— Votre travail —
**1)** Dans l'entretien sur la peinture, réécrivez sous forme de liste le paragraphe qui commence par « Par la suite, j’ai carrément coupé ». Gardez-en les faits principaux.
**2)** D'après l'entretien sur la peinture, sous quelle forme se présentaient les peintures-cheminées ?
**3)** Reprenez l'entretien sur la peinture après sa dernière phrase et poursuivez-le, s'il vous plaît.

Q.- : Le tableau a classiquement un rapport avec la fenêtre, est-ce que ta peinture, qui utilise le terme de passe-fenêtre, lequel se complexifie en passe-muraille, passe-porte, suivant tout un vocabulaire ancré dans l’architecture, a un rapport direct avec la forme architecturale ? Est-ce que cela a commencé avec les arcs et tes’ peintures-cheminées ?
R.- : La préoccupation centrale qui m’a emmené aux passeplans était déjà en germe dans les peintures-cheminées, lesquelles se présentaient sous la forme d’une grande plage centrale flanquée de part et d’autre de règles asymétriques de couleur, ce qui induisait un mouvement latéral.
Par la suite, j’ai carrément coupé de part et d’autre un des deux renvois des couleurs et unifié l’ensemble en une seule et même teinte. Ce qui faisait automatiquement entrer l’architecture du lieu environnant dans le tableau. C’est ça l’idée du passe-plan : je décentre ce qui traditionnellement est centré, comme la fenêtre l’est dans la vision picturale. Ainsi je provoque la conservation d’un centre dans la plage du tableau, mais j’invite également l’extérieur à entrer de concert avec cette plage. C’est une double focalisation. Et le passe-plan m’intéresse car il est en même temps dedans et dehors. Ce sont ces deux notions qui vont peu à peu se développer et arriver à mettre en place ce passage du regard qui m’importe dans tout ce que je fais. Le lien avec l’architecture passe déjà par un rapport avec ce qui entoure l’oeuvre, le mur puisqu’il n’y a plus seulement que la force centripète à l’intérieur de la toile qui est en jeu. Il y a aussi ce qui en sort vers l’extérieur et qui va vers l’espace autour. Je ne cherche pas à diffuser la toile dans son entourage. Je veux garder le tableau, mais en faisant entrer en lui du mur. C’est mettre le tableau en dualité avec autre chose: je ne veux pas qu’il soit uniquement le centre de lui-même, Voilà ce qui m’intéresse.
Q.- ; De par sa vocation, l’architecture s’intéresse à tout l’environnement puisqu’elle est destinée à être habitée. Est-ce que ta peinture cherche elle aussi à déborder son propre cadre el dans ce cas, est-ce pour se stabiliser ou pour se remettre en cause ?

— Données —
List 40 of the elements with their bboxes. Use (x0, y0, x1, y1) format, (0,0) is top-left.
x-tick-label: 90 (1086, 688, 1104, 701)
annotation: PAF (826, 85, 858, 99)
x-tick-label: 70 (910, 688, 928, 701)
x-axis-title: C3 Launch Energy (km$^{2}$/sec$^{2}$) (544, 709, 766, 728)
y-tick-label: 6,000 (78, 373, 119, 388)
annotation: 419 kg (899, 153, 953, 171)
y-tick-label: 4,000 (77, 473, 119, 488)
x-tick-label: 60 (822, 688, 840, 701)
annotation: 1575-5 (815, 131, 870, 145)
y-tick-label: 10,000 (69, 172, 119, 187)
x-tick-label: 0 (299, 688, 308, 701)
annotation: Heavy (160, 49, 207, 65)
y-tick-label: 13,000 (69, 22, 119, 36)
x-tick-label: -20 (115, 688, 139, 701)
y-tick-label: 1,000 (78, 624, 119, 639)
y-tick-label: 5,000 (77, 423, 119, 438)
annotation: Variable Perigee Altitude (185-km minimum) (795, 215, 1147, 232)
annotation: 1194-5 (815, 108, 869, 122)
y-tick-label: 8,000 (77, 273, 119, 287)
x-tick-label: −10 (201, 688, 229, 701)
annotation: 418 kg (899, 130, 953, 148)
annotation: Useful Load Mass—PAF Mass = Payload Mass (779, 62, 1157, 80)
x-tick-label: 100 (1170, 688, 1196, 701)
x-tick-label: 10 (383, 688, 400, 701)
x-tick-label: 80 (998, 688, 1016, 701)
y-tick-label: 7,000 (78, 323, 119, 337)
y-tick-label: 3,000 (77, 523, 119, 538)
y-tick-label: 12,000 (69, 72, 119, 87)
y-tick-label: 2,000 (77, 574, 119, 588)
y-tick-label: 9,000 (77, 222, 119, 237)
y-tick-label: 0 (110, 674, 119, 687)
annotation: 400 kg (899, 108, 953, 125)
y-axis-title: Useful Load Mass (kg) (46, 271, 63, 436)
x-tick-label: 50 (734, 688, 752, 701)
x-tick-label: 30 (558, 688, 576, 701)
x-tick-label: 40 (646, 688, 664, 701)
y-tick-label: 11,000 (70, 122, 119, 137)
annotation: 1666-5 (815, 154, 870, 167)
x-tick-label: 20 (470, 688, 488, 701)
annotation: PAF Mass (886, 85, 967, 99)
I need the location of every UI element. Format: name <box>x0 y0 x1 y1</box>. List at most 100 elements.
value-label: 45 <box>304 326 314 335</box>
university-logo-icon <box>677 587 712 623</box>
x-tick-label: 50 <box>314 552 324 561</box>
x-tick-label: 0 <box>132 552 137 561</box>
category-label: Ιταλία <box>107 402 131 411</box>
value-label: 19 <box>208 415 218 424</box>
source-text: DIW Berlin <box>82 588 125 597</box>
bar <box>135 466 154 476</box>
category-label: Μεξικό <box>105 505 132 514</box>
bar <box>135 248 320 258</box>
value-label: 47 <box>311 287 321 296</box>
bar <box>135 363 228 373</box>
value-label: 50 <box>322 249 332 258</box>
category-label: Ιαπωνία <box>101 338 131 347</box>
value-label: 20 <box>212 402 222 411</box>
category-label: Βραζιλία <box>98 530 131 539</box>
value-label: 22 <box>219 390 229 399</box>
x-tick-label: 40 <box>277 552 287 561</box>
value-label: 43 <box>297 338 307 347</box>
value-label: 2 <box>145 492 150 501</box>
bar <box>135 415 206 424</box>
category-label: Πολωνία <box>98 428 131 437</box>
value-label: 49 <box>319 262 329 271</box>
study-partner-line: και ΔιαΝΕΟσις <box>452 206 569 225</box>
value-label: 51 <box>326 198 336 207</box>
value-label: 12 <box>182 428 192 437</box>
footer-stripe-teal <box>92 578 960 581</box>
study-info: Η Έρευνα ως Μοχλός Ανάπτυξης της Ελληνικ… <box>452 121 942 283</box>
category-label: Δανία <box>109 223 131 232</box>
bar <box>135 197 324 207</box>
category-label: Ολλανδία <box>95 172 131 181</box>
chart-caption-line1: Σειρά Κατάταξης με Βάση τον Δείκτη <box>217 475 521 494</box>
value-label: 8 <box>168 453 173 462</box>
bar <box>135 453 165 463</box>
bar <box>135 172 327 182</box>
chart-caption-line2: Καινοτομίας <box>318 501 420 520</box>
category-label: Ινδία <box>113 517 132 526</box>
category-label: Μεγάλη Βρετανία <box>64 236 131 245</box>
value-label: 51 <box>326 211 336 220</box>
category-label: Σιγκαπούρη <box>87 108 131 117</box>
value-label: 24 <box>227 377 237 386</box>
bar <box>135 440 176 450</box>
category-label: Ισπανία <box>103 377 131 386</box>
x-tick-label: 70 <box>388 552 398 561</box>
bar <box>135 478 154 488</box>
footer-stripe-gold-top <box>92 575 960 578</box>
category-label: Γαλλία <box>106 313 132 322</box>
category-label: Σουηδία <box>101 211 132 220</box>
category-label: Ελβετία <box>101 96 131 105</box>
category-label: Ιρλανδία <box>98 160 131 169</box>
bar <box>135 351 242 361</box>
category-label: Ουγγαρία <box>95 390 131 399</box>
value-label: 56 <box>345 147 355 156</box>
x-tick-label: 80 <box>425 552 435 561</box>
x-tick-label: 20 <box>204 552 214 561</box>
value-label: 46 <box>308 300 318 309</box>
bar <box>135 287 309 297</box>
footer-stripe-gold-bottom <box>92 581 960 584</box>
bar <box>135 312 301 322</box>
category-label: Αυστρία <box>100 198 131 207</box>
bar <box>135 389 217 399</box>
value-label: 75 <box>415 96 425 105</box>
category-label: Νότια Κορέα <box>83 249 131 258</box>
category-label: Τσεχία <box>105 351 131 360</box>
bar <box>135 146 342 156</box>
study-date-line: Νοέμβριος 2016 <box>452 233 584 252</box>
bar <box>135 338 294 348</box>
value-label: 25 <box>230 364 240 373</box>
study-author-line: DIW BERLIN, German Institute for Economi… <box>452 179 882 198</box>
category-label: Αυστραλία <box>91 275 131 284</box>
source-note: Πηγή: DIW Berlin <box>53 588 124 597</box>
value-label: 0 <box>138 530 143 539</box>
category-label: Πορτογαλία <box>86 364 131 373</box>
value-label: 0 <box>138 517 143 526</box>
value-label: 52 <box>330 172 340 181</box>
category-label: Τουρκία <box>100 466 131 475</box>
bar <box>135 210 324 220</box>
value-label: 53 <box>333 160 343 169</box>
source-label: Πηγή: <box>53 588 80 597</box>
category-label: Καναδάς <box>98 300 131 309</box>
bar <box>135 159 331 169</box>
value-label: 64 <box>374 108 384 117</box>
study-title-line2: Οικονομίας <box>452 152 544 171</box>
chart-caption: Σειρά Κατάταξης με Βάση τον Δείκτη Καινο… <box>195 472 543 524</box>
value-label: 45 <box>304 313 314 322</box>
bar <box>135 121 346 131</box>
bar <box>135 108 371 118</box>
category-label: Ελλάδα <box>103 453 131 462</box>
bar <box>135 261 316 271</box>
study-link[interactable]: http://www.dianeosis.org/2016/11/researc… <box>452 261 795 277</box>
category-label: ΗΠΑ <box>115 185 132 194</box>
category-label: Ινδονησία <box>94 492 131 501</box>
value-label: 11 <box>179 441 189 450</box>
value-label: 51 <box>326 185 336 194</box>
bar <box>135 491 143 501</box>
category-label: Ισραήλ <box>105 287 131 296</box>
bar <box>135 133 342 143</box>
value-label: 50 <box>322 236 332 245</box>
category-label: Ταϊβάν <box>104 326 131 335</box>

— Réponses attendues —
**1)**
- L'artiste a coupé, de part et d'autre, l'un des deux renvois de couleur et a unifié l'ensemble en une seule teinte. L'architecture du lieu environnant entrait ainsi automatiquement dans le tableau.
- L'idée du passe-plan consiste à décentrer ce qui est traditionnellement centré, comme la fenêtre dans la vision picturale.
- Un centre est conservé dans la plage du tableau, et l'extérieur est invité à entrer avec elle. C'est une double focalisation : le passe-plan est à la fois dedans et dehors.
- Ces deux notions se développent peu à peu et mettent en place le passage du regard, qui compte pour l'artiste dans tout ce qu'il fait.
- Le lien avec l'architecture passe par le rapport au mur qui entoure l'œuvre. La force centripète à l'intérieur de la toile n'est plus seule en jeu, car quelque chose sort aussi vers l'espace autour.
- L'artiste ne cherche pas à diffuser la toile dans son entourage. Il veut garder le tableau en y faisant entrer du mur, pour le mettre en dualité avec autre chose et qu'il ne soit pas uniquement le centre de lui-même.

**2)** Sous la forme d'une grande plage centrale flanquée de part et d'autre de règles asymétriques de couleur.

**3)**
R.- : J’ai invité l’espace à entrer dans le tableau et je joue avec ce double centre, cette espèce de présence à l’intérieur et à l’extérieur d’elle même. Quand je mets en place une série de passe-plans, ce que je développe d’abord, c’est une vision latérale, de balayage. Cela demande une prise en compte de l’espace donné, le plus souvent celui de la galerie. Ainsi à la galerie Pixi, j’ai été amené à modifier l’espace en rajoutant des plans pour créer une continuité et favoriser une impression de plus grande globalité. Mais tout comme dans mon travail la géométrie reste un moyen, l’architecture sert mon propos sans en être le but. Et les oeuvres sont pensées le plus souvent par rapport à l’endroit où elles vont fonctionner. Chaque lieu provoque ou permet une certaine vision globale. Elle peut être parfois complètement dynamisante par rapport au propos de mettre les oeuvres en relation les unes par rapport aux autres et obtenir ce balayage latéral du regard.
Q.- : La lecture des œuvres incorpore l’espace du mur qui se trouve entre les œuvres mêmes.
Qu’est-ce sensé leur apporter ?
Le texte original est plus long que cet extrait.